● **STATED PROBLEM**
Work out how many lines in the data hold the word "父亲的病", and reply with that number only.

● **SUPPLIED DATA**
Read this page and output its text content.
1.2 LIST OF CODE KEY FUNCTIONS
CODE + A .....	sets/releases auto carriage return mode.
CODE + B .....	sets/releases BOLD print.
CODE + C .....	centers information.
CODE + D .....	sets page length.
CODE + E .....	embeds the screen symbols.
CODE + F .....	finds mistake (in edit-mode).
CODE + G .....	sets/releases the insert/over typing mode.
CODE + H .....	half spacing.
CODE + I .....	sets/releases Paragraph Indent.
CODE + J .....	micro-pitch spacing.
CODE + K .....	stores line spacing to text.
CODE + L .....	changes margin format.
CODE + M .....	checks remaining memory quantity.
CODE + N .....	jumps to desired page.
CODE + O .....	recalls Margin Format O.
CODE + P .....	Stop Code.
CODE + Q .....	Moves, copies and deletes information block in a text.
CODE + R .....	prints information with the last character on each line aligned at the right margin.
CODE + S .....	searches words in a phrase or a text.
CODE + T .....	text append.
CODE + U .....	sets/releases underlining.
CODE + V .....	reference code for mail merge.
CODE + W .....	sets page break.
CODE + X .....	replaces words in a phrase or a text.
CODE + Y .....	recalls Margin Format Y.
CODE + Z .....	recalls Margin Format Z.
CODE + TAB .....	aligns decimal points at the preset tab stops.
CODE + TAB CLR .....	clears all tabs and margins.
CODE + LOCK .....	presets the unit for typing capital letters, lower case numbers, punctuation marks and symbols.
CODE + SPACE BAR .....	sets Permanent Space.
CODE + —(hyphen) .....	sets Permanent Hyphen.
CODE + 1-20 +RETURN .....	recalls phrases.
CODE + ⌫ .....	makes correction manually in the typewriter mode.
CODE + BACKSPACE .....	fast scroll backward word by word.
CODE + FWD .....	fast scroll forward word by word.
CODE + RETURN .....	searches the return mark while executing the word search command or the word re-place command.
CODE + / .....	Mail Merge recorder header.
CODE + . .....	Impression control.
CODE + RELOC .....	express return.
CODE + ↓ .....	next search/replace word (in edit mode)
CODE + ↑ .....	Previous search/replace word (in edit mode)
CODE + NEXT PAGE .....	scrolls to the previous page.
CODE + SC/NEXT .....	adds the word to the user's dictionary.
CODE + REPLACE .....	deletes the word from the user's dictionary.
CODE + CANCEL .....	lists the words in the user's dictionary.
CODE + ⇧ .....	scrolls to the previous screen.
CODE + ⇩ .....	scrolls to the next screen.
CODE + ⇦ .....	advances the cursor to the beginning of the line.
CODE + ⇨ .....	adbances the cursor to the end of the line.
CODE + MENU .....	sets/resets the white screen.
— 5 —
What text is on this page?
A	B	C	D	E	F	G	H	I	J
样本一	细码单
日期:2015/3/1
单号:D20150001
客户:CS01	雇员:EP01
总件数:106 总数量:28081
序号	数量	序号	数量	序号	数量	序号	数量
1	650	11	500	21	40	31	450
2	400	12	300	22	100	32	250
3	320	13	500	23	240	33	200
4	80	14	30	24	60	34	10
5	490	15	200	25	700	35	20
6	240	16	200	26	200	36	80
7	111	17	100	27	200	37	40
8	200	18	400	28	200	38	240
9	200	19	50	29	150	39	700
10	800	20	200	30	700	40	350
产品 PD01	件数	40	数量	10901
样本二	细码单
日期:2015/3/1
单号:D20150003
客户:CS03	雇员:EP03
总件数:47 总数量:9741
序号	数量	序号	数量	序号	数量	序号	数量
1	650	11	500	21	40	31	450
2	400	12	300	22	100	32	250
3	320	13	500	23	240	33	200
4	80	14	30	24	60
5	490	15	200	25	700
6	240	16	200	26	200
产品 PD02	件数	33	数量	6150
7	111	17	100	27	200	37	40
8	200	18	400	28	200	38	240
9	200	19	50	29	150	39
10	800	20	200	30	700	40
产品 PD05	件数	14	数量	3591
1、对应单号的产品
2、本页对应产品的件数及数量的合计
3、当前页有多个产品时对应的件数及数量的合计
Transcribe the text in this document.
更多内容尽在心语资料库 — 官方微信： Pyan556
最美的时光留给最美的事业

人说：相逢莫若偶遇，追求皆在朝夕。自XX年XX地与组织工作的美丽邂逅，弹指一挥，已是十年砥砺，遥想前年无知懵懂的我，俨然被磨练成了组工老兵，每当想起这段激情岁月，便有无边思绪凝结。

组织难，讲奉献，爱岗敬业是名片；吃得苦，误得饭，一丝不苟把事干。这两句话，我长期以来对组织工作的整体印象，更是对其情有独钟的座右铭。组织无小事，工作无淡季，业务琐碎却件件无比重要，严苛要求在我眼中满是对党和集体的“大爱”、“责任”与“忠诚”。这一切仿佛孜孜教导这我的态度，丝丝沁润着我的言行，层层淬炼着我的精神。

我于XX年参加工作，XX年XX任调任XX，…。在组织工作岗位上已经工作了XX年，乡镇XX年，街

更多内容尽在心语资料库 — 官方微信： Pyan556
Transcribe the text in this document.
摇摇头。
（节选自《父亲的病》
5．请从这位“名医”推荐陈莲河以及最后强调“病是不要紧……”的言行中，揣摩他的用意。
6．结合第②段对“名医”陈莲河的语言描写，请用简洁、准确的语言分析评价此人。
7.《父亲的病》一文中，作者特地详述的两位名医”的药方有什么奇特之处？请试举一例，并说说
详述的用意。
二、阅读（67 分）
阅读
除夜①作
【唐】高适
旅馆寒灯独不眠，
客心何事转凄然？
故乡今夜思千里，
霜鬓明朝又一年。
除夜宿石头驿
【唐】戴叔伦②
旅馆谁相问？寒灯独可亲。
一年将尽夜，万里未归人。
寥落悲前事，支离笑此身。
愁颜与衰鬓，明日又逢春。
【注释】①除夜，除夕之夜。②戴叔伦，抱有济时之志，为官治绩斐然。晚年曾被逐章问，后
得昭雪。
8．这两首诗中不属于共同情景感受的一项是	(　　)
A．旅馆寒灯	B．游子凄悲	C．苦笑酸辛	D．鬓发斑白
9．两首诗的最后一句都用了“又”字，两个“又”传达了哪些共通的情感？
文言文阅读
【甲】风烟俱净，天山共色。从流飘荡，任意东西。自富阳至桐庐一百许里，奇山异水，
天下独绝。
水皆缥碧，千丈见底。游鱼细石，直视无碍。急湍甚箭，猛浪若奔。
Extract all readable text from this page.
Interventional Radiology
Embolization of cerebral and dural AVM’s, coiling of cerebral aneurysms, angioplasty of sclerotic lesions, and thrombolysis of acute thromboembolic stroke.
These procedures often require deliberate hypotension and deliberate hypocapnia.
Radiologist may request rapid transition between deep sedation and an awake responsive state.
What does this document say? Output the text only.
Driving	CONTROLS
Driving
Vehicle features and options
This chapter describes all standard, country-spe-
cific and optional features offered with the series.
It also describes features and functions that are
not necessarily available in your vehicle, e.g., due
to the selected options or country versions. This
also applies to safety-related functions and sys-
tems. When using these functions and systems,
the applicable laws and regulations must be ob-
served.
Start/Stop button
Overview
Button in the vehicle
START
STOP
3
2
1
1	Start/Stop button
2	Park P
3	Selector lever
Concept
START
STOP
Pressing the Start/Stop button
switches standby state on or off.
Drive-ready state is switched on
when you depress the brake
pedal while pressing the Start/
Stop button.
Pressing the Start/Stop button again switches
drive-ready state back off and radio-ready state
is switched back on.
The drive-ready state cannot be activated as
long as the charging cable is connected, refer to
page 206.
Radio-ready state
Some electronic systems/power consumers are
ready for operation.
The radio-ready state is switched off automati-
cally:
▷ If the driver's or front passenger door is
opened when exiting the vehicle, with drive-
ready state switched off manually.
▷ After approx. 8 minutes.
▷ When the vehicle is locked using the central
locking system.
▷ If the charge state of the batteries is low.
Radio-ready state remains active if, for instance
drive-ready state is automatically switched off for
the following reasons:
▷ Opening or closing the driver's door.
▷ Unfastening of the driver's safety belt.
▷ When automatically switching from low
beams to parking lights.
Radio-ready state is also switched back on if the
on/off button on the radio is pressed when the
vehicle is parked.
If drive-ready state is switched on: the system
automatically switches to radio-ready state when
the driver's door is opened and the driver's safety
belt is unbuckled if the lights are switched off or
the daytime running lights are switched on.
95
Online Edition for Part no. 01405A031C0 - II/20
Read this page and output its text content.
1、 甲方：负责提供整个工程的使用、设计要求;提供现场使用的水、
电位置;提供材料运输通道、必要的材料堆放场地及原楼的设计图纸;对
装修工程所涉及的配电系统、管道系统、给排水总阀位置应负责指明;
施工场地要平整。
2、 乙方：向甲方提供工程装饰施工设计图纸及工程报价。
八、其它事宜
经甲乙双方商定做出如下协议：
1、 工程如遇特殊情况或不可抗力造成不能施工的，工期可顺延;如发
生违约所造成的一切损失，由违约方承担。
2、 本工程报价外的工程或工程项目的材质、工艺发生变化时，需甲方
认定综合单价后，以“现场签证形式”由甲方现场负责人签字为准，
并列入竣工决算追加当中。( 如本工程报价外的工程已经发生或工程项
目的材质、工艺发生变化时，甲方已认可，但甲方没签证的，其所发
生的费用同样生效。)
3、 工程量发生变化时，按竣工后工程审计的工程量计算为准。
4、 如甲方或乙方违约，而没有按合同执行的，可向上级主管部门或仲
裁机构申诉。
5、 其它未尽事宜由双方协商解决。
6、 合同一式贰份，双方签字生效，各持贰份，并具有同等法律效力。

● **ANSWER TO THIS PROBLEM**
2